Output only the lines that run from the line holding "Read all visible content and emit it as JSON." to the end of the data below, including both ends, without any pictures.

**ITEMS**.
## START
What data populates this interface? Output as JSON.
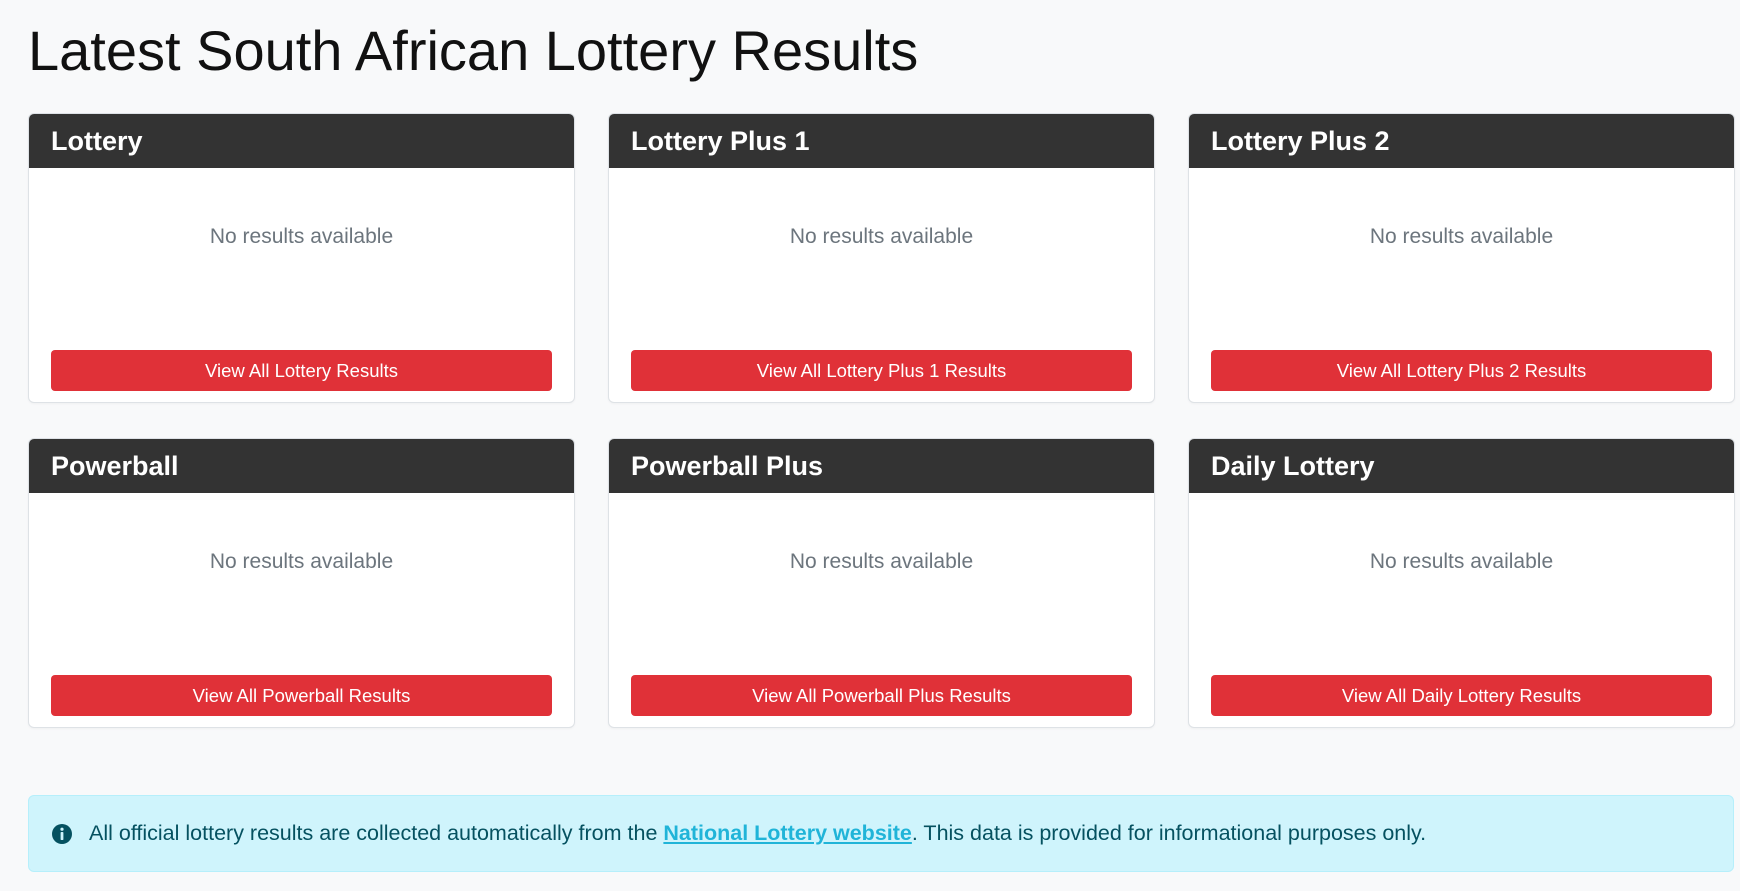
{
  "page": {
    "title": "Latest South African Lottery Results"
  },
  "cards": [
    {
      "title": "Lottery",
      "message": "No results available",
      "button": "View All Lottery Results"
    },
    {
      "title": "Lottery Plus 1",
      "message": "No results available",
      "button": "View All Lottery Plus 1 Results"
    },
    {
      "title": "Lottery Plus 2",
      "message": "No results available",
      "button": "View All Lottery Plus 2 Results"
    },
    {
      "title": "Powerball",
      "message": "No results available",
      "button": "View All Powerball Results"
    },
    {
      "title": "Powerball Plus",
      "message": "No results available",
      "button": "View All Powerball Plus Results"
    },
    {
      "title": "Daily Lottery",
      "message": "No results available",
      "button": "View All Daily Lottery Results"
    }
  ],
  "info": {
    "icon": "info-circle-icon",
    "text_before": "All official lottery results are collected automatically from the ",
    "link_text": "National Lottery website",
    "text_after": ". This data is provided for informational purposes only."
  },
  "colors": {
    "header_bg": "#333333",
    "button_bg": "#e03138",
    "alert_bg": "#cff4fc",
    "alert_text": "#055160",
    "link": "#20b4d8"
  }
}
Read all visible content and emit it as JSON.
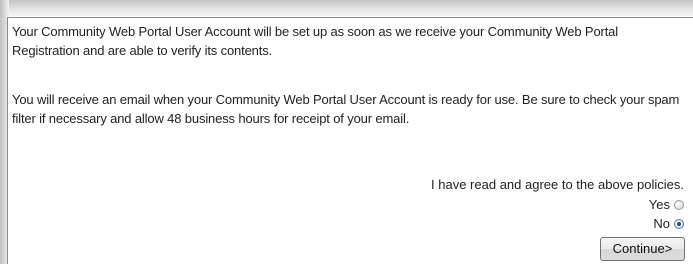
{
  "notice": {
    "paragraph1": "Your Community Web Portal User Account will be set up as soon as we receive your Community Web Portal Registration and are able to verify its contents.",
    "paragraph2": "You will receive an email when your Community Web Portal User Account is ready for use. Be sure to check your spam filter if necessary and allow 48 business hours for receipt of your email."
  },
  "agreement": {
    "prompt": "I have read and agree to the above policies.",
    "options": [
      {
        "label": "Yes",
        "selected": false
      },
      {
        "label": "No",
        "selected": true
      }
    ]
  },
  "actions": {
    "continue_label": "Continue>"
  }
}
## END
**EXERCISE RESPONSE**.
Read all visible content and emit it as JSON.
{
  "notice": {
    "paragraph1": "Your Community Web Portal User Account will be set up as soon as we receive your Community Web Portal Registration and are able to verify its contents.",
    "paragraph2": "You will receive an email when your Community Web Portal User Account is ready for use. Be sure to check your spam filter if necessary and allow 48 business hours for receipt of your email."
  },
  "agreement": {
    "prompt": "I have read and agree to the above policies.",
    "options": [
      {
        "label": "Yes",
        "selected": false
      },
      {
        "label": "No",
        "selected": true
      }
    ]
  },
  "actions": {
    "continue_label": "Continue>"
  }
}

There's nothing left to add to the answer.